(Saved entries)
* * * * * * *

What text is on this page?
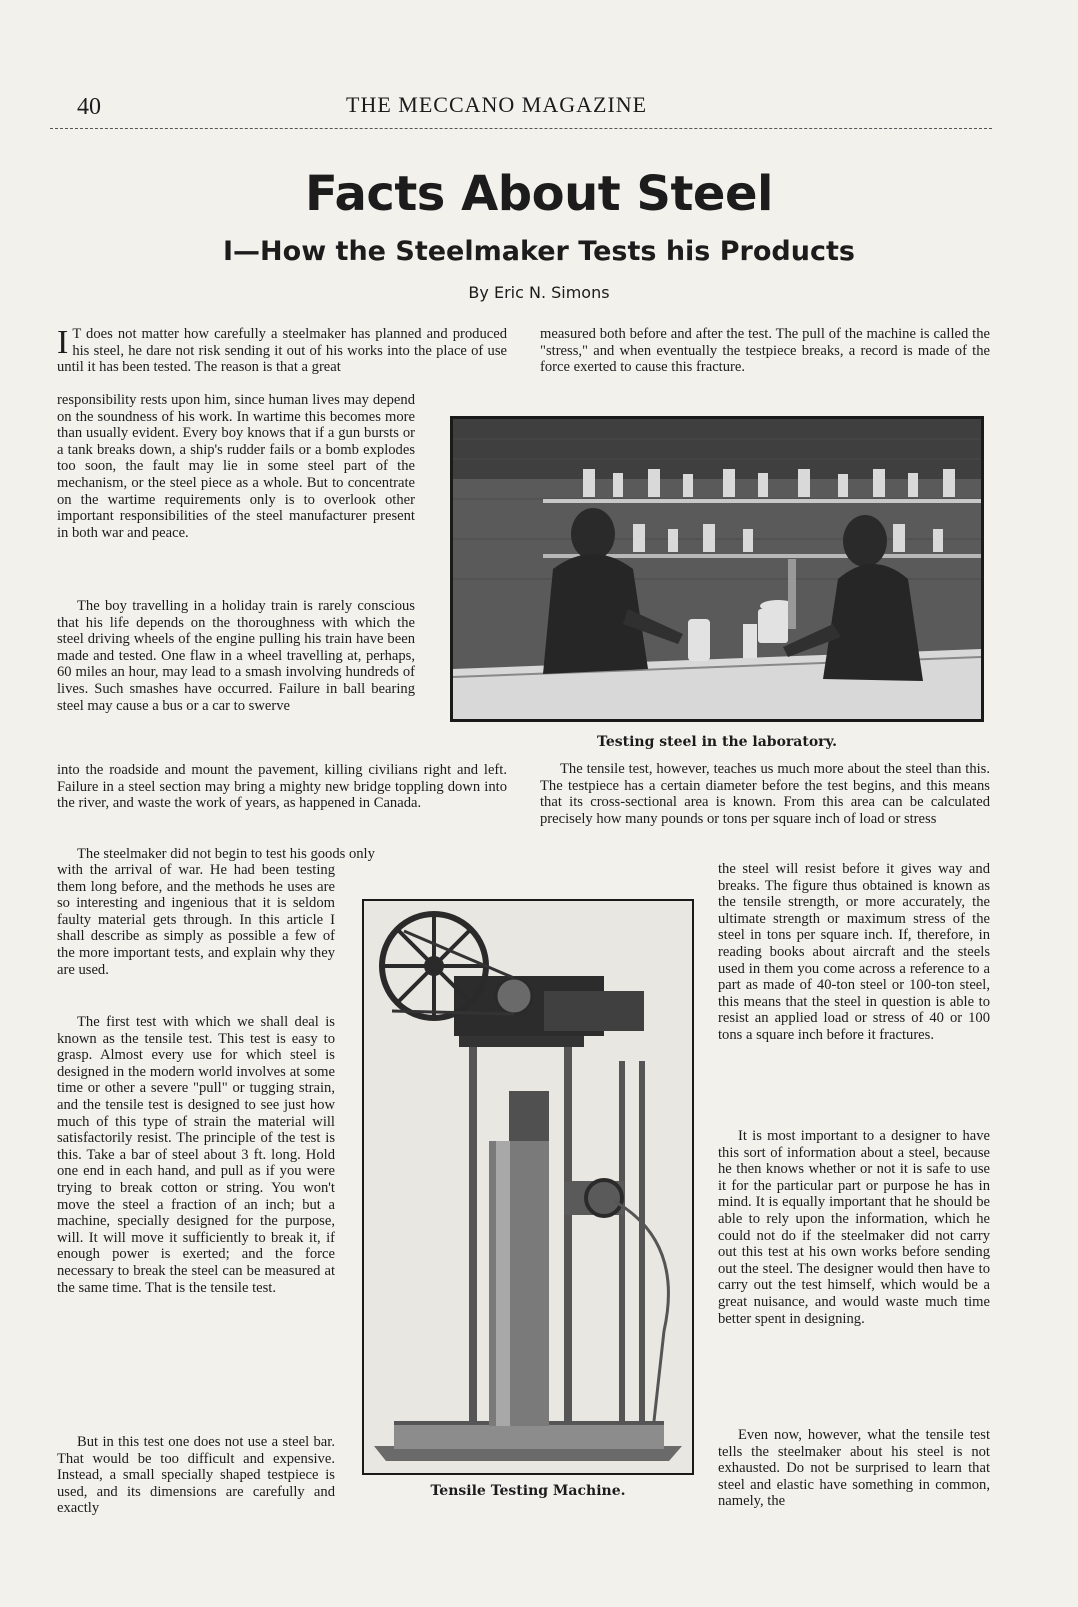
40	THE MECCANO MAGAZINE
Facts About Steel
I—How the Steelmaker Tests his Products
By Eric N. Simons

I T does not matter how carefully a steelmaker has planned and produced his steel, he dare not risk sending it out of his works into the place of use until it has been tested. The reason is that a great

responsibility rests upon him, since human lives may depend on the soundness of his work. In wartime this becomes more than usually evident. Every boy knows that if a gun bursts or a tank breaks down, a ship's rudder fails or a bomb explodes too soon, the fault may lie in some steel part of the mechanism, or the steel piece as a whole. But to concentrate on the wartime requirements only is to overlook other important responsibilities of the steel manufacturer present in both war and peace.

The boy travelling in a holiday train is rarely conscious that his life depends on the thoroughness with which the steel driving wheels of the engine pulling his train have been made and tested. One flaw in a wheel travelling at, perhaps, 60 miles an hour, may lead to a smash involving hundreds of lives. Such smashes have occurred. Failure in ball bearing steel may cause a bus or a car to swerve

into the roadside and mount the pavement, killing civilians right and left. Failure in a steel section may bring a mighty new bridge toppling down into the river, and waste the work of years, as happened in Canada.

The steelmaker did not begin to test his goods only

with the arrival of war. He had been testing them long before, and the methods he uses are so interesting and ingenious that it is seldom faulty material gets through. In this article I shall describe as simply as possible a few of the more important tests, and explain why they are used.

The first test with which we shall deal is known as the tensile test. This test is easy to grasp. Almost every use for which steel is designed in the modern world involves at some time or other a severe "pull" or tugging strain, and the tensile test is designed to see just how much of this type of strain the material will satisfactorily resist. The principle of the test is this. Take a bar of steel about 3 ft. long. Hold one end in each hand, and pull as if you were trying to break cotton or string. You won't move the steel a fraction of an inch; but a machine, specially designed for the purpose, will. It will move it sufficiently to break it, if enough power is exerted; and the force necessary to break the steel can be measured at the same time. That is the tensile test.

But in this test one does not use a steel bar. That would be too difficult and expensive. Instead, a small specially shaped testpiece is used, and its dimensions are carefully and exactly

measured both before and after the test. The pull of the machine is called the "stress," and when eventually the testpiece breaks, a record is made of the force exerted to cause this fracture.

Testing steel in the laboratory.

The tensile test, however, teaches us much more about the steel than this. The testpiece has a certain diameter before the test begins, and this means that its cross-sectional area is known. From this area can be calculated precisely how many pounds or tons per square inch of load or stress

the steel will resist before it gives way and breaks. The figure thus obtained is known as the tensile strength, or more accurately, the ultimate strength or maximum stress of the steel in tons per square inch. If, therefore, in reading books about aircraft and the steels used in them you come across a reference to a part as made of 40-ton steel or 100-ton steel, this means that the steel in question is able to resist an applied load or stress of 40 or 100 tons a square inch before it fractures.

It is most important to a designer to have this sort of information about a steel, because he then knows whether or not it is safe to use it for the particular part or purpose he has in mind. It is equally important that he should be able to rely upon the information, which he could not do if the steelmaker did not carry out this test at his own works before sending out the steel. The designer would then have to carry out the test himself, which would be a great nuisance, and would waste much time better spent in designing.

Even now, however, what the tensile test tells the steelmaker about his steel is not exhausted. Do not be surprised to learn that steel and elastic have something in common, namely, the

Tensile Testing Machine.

* * * * * * *

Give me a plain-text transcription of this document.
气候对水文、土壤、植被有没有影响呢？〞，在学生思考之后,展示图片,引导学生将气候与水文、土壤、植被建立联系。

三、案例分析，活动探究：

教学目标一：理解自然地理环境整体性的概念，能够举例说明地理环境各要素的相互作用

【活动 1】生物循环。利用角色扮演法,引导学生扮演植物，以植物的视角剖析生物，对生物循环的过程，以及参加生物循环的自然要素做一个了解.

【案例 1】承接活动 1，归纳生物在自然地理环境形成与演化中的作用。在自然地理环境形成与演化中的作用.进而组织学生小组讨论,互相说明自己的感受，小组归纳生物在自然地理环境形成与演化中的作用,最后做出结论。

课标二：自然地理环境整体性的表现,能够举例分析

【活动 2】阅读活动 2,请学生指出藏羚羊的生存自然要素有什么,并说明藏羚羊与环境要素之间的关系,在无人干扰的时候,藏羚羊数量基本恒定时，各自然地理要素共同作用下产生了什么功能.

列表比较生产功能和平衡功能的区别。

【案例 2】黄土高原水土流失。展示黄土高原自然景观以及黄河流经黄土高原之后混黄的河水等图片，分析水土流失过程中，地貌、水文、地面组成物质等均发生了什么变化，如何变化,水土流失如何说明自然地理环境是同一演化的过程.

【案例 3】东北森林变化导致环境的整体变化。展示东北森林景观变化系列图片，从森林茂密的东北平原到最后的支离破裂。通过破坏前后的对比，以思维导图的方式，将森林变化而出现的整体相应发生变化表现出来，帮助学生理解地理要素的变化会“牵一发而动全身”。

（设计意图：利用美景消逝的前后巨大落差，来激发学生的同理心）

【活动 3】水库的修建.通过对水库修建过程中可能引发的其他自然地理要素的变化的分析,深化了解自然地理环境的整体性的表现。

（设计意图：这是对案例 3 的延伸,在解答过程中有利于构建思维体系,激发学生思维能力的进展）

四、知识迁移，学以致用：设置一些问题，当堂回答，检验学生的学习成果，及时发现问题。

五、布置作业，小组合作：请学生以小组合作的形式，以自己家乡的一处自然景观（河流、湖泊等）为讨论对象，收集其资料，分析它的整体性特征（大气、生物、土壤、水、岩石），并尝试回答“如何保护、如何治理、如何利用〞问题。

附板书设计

* * * * * * *

TASK INSTRUCTIONS: Make a list of all lines in the data that contain "does".

RESPONSE TO THE TASK:
I T does not matter how carefully a steelmaker has planned and produced his steel, he dare not risk sending it out of his works into the place of use until it has been tested. The reason is that a great
But in this test one does not use a steel bar. That would be too difficult and expensive. Instead, a small specially shaped testpiece is used, and its dimensions are carefully and exactly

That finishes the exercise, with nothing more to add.